(Records from a dataset)

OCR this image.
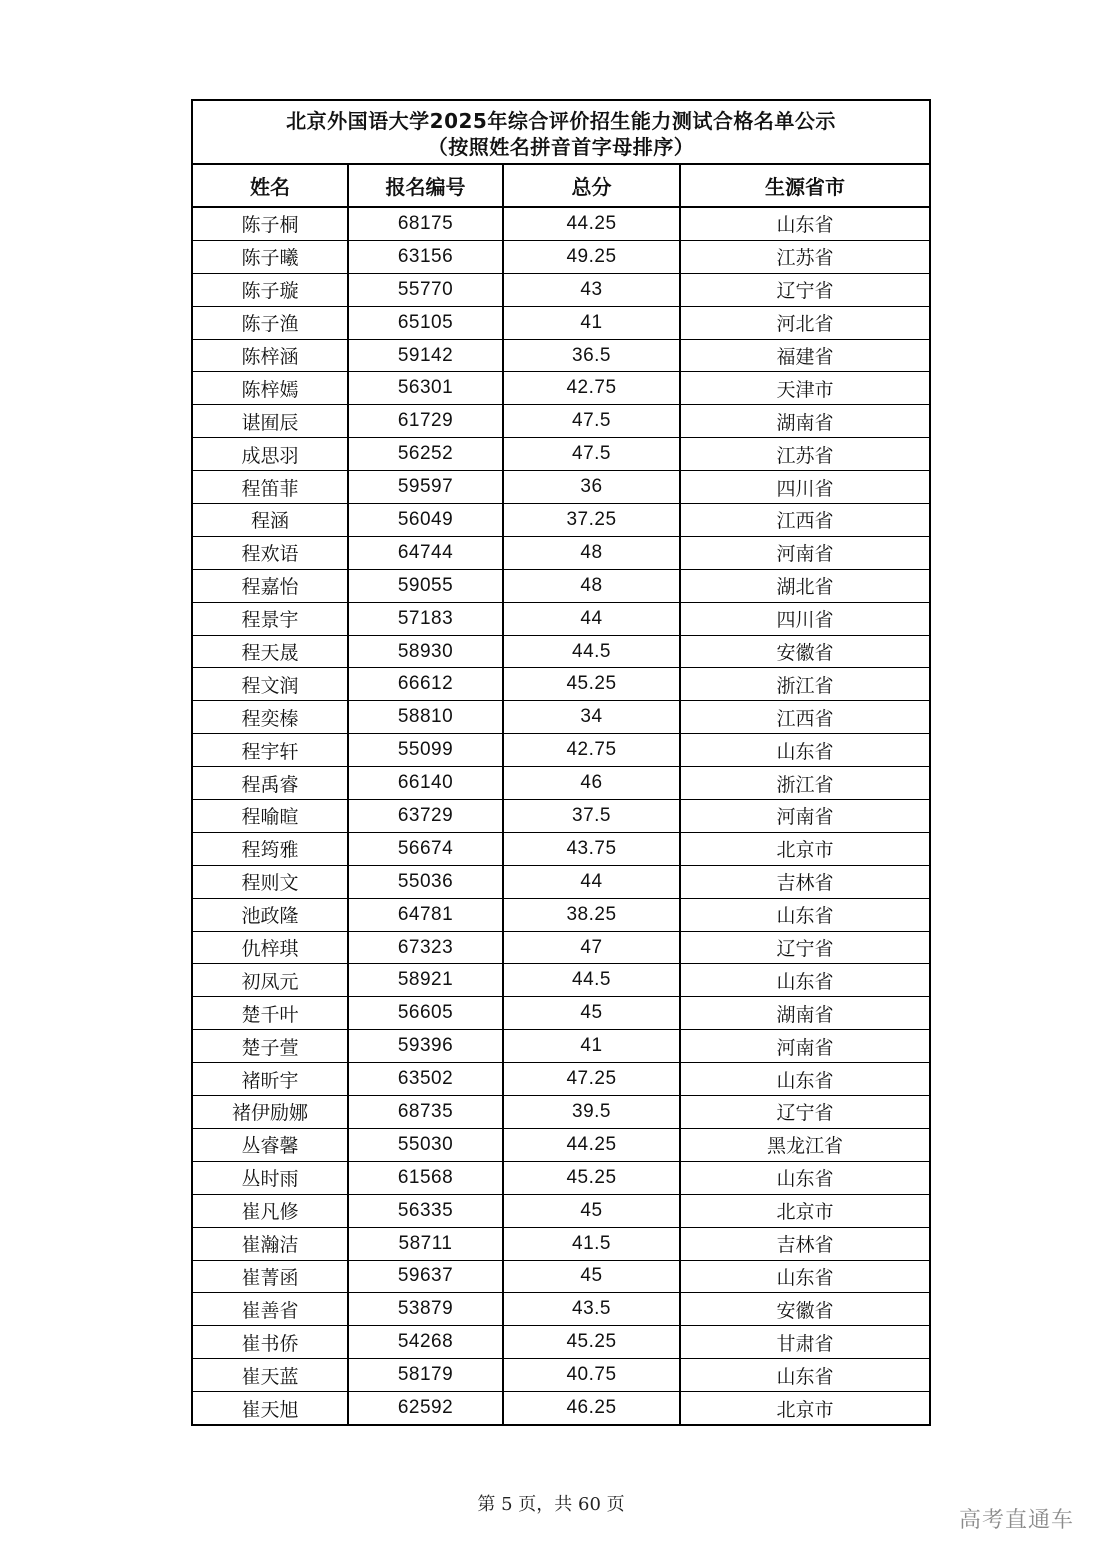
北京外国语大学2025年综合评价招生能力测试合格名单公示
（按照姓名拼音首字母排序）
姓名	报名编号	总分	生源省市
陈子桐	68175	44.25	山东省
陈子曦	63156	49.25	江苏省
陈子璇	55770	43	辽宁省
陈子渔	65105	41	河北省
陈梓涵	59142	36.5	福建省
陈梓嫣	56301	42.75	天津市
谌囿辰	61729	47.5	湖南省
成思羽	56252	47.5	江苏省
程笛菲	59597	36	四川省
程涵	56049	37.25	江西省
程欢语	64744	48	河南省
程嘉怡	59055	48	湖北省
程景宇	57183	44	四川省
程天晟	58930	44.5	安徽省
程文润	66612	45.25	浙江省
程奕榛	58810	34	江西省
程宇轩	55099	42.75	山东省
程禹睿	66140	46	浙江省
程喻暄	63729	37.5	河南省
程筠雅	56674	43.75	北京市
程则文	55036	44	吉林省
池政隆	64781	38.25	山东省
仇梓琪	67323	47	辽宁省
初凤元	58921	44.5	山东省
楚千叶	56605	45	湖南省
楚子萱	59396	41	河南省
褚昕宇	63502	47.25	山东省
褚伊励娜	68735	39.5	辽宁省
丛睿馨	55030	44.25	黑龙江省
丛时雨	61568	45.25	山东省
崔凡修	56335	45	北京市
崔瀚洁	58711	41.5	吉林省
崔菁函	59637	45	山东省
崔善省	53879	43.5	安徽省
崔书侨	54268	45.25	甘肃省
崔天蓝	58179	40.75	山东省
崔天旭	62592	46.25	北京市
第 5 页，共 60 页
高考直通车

- [Exercise task] Reproduce the records verbatim, omitting all images they contain.

- [Right answer]
OCR this image.
北京外国语大学2025年综合评价招生能力测试合格名单公示
（按照姓名拼音首字母排序）
姓名	报名编号	总分	生源省市
陈子桐	68175	44.25	山东省
陈子曦	63156	49.25	江苏省
陈子璇	55770	43	辽宁省
陈子渔	65105	41	河北省
陈梓涵	59142	36.5	福建省
陈梓嫣	56301	42.75	天津市
谌囿辰	61729	47.5	湖南省
成思羽	56252	47.5	江苏省
程笛菲	59597	36	四川省
程涵	56049	37.25	江西省
程欢语	64744	48	河南省
程嘉怡	59055	48	湖北省
程景宇	57183	44	四川省
程天晟	58930	44.5	安徽省
程文润	66612	45.25	浙江省
程奕榛	58810	34	江西省
程宇轩	55099	42.75	山东省
程禹睿	66140	46	浙江省
程喻暄	63729	37.5	河南省
程筠雅	56674	43.75	北京市
程则文	55036	44	吉林省
池政隆	64781	38.25	山东省
仇梓琪	67323	47	辽宁省
初凤元	58921	44.5	山东省
楚千叶	56605	45	湖南省
楚子萱	59396	41	河南省
褚昕宇	63502	47.25	山东省
褚伊励娜	68735	39.5	辽宁省
丛睿馨	55030	44.25	黑龙江省
丛时雨	61568	45.25	山东省
崔凡修	56335	45	北京市
崔瀚洁	58711	41.5	吉林省
崔菁函	59637	45	山东省
崔善省	53879	43.5	安徽省
崔书侨	54268	45.25	甘肃省
崔天蓝	58179	40.75	山东省
崔天旭	62592	46.25	北京市
第 5 页，共 60 页
高考直通车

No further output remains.